* _TASK BRIEF_: Give the number of lines in this listing that contain "排放因子", with no other words.

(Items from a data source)
==============================

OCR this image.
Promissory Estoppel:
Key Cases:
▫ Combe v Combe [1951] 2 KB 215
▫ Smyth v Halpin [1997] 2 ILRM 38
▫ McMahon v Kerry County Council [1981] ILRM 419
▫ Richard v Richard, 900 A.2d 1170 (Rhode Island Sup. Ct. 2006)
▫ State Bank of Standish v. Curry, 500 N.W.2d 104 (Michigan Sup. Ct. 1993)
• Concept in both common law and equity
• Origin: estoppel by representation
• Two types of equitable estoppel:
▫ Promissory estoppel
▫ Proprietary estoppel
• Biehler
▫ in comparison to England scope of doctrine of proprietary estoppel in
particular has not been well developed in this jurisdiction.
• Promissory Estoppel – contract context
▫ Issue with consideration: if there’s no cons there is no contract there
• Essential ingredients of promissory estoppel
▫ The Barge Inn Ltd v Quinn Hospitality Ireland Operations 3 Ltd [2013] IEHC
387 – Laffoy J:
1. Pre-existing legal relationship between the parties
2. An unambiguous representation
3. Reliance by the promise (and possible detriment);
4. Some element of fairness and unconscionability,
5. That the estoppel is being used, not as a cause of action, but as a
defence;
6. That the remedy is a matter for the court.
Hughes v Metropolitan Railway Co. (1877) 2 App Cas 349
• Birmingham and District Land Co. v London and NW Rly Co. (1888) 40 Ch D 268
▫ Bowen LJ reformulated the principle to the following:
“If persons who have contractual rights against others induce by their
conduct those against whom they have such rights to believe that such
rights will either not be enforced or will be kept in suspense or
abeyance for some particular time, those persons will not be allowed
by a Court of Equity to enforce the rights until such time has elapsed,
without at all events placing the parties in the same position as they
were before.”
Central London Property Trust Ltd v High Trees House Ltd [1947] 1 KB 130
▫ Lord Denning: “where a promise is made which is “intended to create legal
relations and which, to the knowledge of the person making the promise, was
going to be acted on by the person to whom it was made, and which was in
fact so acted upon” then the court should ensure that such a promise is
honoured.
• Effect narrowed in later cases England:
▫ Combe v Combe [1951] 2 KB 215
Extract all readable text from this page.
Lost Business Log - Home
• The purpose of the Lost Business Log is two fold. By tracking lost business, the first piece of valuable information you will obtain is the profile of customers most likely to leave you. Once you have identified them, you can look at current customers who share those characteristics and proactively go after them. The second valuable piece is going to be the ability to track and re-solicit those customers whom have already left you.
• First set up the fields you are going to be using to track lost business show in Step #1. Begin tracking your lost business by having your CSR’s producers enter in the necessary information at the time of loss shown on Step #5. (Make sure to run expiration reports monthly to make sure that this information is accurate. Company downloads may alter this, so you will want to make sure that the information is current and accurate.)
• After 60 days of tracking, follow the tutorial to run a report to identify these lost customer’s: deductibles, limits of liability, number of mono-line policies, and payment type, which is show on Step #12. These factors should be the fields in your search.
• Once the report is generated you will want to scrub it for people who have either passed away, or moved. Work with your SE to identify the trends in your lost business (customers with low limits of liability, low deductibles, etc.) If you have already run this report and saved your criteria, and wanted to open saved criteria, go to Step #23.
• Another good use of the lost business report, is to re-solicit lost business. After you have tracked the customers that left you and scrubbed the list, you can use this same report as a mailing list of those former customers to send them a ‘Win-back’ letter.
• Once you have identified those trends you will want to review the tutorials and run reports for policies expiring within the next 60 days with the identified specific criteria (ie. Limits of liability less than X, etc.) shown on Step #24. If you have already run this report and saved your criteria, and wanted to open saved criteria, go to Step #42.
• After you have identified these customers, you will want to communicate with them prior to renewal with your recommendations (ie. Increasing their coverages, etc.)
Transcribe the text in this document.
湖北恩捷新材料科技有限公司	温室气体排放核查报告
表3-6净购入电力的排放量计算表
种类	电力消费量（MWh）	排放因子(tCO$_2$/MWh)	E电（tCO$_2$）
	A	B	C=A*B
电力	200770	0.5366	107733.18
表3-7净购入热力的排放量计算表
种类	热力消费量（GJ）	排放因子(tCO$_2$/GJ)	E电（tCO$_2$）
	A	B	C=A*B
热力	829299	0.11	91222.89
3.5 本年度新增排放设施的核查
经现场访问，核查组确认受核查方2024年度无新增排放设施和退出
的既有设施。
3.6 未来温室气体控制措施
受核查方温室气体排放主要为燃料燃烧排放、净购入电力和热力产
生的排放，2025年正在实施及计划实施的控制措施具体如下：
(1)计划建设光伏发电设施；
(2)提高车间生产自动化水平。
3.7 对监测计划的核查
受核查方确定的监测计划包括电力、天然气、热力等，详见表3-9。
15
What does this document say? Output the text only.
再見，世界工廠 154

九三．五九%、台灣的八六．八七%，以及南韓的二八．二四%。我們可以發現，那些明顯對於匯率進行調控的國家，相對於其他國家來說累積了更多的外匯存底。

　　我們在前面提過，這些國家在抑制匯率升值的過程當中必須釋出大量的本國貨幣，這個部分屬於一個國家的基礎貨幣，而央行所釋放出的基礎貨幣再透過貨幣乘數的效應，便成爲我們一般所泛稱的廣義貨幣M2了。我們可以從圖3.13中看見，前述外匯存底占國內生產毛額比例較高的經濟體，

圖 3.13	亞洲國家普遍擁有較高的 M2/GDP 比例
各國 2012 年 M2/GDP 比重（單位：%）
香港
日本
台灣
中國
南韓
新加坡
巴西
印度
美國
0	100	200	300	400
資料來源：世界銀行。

==============================

* _EXERCISE RESPONSE_: 2